◆ Task instructions ◆
In the listing below, locate the lines that hold the string "Annual". Copy those lines.

::::::::

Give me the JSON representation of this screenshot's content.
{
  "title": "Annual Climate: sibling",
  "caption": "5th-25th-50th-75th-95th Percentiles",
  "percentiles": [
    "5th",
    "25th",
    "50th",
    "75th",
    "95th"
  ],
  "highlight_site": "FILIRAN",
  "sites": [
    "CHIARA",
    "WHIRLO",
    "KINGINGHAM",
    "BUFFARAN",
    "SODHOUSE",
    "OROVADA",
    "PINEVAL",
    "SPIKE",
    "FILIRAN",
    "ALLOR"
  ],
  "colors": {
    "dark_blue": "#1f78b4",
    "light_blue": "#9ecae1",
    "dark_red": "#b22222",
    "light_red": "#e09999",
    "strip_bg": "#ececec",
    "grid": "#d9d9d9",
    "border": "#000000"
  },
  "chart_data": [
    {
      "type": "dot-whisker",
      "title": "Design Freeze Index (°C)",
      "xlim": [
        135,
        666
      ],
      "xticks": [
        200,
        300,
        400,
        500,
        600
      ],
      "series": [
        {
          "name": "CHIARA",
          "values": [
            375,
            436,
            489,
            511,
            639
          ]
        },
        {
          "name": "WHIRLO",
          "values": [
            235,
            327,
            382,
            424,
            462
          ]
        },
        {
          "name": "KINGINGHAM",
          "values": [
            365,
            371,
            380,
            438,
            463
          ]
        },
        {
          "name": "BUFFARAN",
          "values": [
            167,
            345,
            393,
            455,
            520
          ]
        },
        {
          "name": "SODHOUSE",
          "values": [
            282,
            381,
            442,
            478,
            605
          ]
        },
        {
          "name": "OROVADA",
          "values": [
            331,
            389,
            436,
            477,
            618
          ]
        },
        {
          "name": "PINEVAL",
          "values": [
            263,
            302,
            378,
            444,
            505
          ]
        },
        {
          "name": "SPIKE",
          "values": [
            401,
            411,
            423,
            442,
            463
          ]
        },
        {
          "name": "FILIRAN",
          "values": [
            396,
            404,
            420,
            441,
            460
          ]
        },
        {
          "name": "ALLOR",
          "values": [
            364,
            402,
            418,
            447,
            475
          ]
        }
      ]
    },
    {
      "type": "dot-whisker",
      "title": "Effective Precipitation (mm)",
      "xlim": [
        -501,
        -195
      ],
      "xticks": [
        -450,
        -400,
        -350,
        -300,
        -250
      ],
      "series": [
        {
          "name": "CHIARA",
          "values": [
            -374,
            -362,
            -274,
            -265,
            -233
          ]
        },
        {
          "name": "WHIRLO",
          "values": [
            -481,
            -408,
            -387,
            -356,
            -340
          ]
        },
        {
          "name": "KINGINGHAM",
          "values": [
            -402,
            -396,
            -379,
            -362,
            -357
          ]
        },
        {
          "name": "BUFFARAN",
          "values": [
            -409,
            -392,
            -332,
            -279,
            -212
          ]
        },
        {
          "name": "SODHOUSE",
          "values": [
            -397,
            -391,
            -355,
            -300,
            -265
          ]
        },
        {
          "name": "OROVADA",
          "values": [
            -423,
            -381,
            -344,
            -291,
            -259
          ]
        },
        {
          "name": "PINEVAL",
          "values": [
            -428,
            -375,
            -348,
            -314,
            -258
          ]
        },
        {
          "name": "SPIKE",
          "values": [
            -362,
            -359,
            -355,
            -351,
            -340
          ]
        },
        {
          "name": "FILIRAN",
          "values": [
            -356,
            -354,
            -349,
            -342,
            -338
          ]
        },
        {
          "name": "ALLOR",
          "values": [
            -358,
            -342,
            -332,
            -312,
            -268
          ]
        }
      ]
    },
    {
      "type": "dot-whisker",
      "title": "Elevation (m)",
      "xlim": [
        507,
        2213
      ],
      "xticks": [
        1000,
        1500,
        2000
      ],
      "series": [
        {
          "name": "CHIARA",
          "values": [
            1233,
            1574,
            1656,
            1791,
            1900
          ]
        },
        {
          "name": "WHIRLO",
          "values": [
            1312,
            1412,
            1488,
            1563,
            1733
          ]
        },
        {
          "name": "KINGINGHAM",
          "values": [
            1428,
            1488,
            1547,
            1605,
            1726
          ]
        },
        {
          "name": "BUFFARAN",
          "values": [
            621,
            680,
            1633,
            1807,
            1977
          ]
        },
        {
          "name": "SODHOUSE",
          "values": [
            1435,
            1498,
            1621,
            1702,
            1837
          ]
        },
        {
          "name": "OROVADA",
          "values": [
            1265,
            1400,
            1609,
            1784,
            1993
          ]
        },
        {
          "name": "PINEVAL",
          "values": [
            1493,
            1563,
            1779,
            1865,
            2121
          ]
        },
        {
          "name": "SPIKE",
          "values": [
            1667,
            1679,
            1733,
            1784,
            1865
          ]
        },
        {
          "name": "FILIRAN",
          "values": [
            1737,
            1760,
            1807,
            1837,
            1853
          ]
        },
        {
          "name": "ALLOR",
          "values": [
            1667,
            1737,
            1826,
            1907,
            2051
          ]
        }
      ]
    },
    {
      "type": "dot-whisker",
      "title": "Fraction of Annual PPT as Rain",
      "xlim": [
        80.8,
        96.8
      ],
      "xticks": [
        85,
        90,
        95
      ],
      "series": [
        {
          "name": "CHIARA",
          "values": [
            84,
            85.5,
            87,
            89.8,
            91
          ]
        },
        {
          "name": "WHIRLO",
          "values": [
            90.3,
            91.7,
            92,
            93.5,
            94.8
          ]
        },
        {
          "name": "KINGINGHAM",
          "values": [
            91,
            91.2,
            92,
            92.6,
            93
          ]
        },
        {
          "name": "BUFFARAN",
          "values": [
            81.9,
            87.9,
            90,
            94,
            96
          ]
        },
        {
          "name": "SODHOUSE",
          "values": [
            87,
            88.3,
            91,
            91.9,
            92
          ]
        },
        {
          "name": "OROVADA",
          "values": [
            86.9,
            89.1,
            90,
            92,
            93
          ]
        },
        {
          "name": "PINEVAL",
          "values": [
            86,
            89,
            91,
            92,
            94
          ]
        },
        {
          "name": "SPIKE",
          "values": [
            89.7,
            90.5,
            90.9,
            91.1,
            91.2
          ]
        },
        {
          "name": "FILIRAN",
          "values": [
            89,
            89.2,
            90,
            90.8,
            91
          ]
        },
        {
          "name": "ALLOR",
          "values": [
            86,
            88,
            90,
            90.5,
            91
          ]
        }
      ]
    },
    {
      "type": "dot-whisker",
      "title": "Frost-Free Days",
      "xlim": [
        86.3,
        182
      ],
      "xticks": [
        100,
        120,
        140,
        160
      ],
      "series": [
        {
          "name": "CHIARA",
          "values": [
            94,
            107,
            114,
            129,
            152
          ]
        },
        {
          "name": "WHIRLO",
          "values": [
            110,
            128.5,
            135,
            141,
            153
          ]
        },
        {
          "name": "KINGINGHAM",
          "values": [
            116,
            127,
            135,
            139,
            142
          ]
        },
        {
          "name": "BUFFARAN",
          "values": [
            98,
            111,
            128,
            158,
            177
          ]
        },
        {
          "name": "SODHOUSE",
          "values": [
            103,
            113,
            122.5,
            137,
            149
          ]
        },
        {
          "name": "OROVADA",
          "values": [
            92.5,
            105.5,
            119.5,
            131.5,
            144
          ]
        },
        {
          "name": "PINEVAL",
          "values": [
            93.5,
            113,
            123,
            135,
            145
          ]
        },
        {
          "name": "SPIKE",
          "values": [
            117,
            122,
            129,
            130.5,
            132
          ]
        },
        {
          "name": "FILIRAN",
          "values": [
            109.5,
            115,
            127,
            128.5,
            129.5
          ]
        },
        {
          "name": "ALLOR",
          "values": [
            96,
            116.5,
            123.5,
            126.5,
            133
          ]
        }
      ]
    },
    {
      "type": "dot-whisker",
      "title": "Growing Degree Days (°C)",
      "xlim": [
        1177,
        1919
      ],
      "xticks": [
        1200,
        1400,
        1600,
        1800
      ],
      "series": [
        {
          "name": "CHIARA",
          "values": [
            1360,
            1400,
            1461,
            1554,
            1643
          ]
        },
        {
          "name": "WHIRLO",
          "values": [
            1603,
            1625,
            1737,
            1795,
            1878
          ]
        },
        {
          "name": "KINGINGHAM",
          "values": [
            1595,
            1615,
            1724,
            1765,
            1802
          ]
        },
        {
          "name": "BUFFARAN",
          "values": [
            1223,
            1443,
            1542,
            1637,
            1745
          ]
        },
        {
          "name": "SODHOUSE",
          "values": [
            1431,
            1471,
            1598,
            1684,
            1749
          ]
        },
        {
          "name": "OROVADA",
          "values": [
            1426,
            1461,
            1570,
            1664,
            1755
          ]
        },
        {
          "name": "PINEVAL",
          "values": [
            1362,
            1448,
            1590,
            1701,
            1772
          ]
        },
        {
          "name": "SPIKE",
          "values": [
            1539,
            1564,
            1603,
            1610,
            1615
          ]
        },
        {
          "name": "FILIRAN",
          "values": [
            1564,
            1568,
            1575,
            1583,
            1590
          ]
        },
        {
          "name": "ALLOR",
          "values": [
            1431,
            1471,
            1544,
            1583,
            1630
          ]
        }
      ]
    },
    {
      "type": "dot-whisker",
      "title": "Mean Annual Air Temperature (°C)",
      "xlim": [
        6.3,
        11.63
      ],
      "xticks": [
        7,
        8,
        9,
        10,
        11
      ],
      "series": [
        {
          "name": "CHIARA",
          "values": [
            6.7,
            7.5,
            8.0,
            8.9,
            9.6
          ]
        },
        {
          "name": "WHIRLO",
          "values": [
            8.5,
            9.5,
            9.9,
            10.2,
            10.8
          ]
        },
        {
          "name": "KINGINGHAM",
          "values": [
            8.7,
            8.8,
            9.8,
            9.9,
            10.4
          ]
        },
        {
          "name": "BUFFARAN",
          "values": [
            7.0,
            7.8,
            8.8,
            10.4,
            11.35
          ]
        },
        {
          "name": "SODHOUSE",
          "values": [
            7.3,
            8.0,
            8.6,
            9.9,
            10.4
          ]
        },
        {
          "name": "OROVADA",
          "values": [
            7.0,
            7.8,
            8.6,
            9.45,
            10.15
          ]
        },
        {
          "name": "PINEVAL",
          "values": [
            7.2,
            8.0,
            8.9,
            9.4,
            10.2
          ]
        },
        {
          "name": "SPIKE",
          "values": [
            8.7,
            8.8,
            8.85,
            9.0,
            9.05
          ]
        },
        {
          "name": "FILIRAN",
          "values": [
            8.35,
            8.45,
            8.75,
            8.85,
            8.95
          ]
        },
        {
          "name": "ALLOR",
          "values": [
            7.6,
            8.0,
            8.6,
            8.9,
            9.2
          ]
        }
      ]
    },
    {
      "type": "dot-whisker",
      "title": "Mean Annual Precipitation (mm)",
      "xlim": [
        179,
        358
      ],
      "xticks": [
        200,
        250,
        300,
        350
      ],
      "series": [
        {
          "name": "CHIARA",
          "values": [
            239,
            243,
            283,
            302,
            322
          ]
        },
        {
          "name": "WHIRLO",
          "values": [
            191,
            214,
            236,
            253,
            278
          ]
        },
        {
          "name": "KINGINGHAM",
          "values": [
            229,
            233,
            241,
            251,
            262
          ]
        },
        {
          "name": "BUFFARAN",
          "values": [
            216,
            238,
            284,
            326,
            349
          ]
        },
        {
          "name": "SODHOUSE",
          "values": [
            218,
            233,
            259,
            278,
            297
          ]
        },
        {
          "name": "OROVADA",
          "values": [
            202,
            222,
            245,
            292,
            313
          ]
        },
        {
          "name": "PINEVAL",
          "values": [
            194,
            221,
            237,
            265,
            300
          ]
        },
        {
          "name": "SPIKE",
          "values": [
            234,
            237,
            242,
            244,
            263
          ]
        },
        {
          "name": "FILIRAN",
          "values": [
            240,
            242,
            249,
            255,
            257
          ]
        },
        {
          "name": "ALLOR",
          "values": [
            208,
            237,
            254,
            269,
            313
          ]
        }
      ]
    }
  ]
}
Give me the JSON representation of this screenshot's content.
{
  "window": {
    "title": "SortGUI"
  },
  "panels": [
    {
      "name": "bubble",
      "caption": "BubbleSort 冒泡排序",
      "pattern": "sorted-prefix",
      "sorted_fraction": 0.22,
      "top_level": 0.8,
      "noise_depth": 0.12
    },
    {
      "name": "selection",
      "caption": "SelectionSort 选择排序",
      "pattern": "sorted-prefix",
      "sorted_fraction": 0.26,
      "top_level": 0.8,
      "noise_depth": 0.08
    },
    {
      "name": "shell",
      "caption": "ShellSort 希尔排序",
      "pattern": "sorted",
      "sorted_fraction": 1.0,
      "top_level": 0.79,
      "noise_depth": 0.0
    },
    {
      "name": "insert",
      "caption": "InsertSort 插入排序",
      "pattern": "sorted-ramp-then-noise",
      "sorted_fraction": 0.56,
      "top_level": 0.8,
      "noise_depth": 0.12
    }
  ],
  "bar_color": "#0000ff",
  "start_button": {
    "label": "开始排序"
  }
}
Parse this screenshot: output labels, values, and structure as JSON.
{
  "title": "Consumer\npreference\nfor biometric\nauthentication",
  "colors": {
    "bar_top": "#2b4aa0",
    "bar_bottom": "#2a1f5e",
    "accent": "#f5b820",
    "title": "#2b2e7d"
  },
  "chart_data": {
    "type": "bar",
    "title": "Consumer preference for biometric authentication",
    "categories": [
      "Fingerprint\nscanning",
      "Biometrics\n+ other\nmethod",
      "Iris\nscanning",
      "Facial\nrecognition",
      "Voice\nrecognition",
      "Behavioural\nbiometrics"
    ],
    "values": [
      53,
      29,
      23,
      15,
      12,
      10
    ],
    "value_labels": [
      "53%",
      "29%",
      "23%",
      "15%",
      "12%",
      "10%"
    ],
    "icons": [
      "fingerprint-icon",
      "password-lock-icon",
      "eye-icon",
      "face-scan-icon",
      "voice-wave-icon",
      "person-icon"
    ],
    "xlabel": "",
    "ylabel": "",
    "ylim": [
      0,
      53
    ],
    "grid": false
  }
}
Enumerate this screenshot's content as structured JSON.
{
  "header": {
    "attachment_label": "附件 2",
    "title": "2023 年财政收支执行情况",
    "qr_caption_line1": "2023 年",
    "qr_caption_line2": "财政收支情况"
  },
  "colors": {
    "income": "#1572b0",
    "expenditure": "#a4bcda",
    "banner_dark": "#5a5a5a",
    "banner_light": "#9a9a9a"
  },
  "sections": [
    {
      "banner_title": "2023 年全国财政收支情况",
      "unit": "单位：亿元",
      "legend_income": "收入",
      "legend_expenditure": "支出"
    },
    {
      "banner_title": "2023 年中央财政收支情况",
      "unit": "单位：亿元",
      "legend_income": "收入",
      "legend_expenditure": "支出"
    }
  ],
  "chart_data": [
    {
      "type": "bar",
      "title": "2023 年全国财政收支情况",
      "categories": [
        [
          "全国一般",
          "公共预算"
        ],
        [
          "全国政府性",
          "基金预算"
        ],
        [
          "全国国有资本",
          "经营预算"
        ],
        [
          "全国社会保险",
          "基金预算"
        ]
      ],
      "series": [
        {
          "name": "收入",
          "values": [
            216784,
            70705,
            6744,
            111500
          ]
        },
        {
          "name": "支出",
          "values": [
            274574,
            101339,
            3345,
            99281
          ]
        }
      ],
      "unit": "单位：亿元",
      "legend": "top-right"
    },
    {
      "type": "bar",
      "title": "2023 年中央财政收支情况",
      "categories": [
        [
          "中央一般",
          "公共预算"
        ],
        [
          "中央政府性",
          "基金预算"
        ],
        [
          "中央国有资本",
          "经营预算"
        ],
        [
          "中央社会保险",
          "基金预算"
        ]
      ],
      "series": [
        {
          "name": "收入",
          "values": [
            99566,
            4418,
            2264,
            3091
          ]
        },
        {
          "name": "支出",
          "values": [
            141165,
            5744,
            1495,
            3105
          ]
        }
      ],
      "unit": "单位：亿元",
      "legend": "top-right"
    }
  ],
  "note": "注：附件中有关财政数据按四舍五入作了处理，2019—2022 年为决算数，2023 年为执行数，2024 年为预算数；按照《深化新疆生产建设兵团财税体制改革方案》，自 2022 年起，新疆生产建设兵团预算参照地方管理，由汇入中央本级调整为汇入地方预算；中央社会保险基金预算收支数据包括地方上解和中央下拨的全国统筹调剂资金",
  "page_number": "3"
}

::::::::

◆ Final result ◆
  "title": "Annual Climate: sibling",
      "title": "Fraction of Annual PPT as Rain",
      "title": "Mean Annual Air Temperature (°C)",
      "title": "Mean Annual Precipitation (mm)",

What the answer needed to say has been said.